DIRECTIONS -
Copy each line below in which the string "докладе" occurs.

___

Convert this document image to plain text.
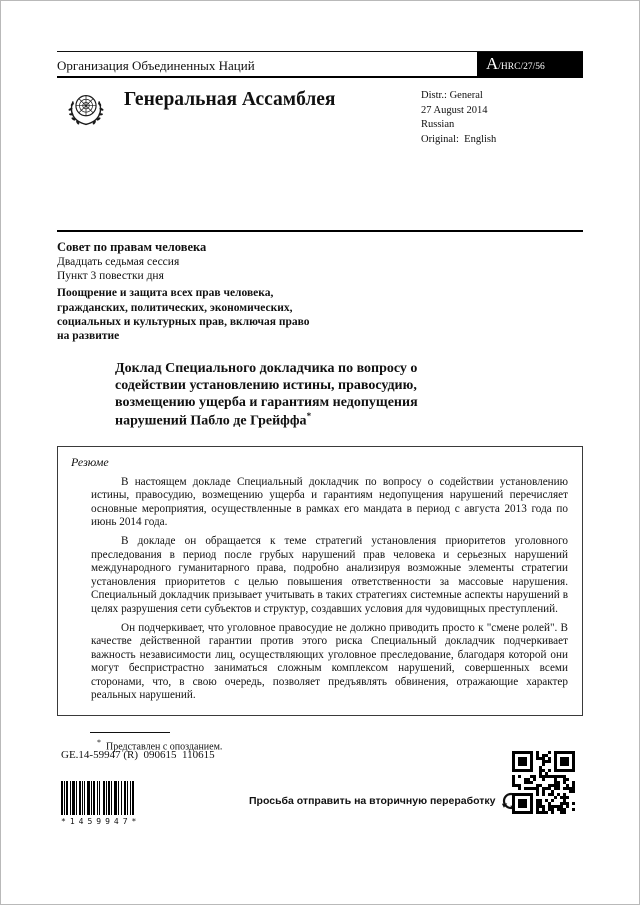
Организация Объединенных Наций	A /HRC/27/56
Генеральная Ассамблея	Distr.: General
27 August 2014
Russian
Original:  English
Совет по правам человека
Двадцать седьмая сессия
Пункт 3 повестки дня
Поощрение и защита всех прав человека, гражданских, политических, экономических, социальных и культурных прав, включая право на развитие
Доклад Специального докладчика по вопросу о содействии установлению истины, правосудию, возмещению ущерба и гарантиям недопущения нарушений Пабло де Грейффа*
Резюме

В настоящем докладе Специальный докладчик по вопросу о содействии установлению истины, правосудию, возмещению ущерба и гарантиям недопущения нарушений перечисляет основные мероприятия, осуществленные в рамках его мандата в период с августа 2013 года по июнь 2014 года.

В докладе он обращается к теме стратегий установления приоритетов уголовного преследования в период после грубых нарушений прав человека и серьезных нарушений международного гуманитарного права, подробно анализируя возможные элементы стратегии установления приоритетов с целью повышения ответственности за массовые нарушения. Специальный докладчик призывает учитывать в таких стратегиях системные аспекты нарушений в целях разрушения сети субъектов и структур, создавших условия для чудовищных преступлений.

Он подчеркивает, что уголовное правосудие не должно приводить просто к "смене ролей". В качестве действенной гарантии против этого риска Специальный докладчик подчеркивает важность независимости лиц, осуществляющих уголовное преследование, благодаря которой они могут беспристрастно заниматься сложным комплексом нарушений, совершенных всеми сторонами, что, в свою очередь, позволяет предъявлять обвинения, отражающие характер реальных нарушений.

* Представлен с опозданием.
GE.14-59947 (R)  090615  110615
*1459947*
Просьба отправить на вторичную переработку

___

WRITTEN REPLY -
В настоящем докладе Специальный докладчик по вопросу о содействии установлению истины, правосудию, возмещению ущерба и гарантиям недопущения нарушений перечисляет основные мероприятия, осуществленные в рамках его мандата в период с августа 2013 года по июнь 2014 года.
В докладе он обращается к теме стратегий установления приоритетов уголовного преследования в период после грубых нарушений прав человека и серьезных нарушений международного гуманитарного права, подробно анализируя возможные элементы стратегии установления приоритетов с целью повышения ответственности за массовые нарушения. Специальный докладчик призывает учитывать в таких стратегиях системные аспекты нарушений в целях разрушения сети субъектов и структур, создавших условия для чудовищных преступлений.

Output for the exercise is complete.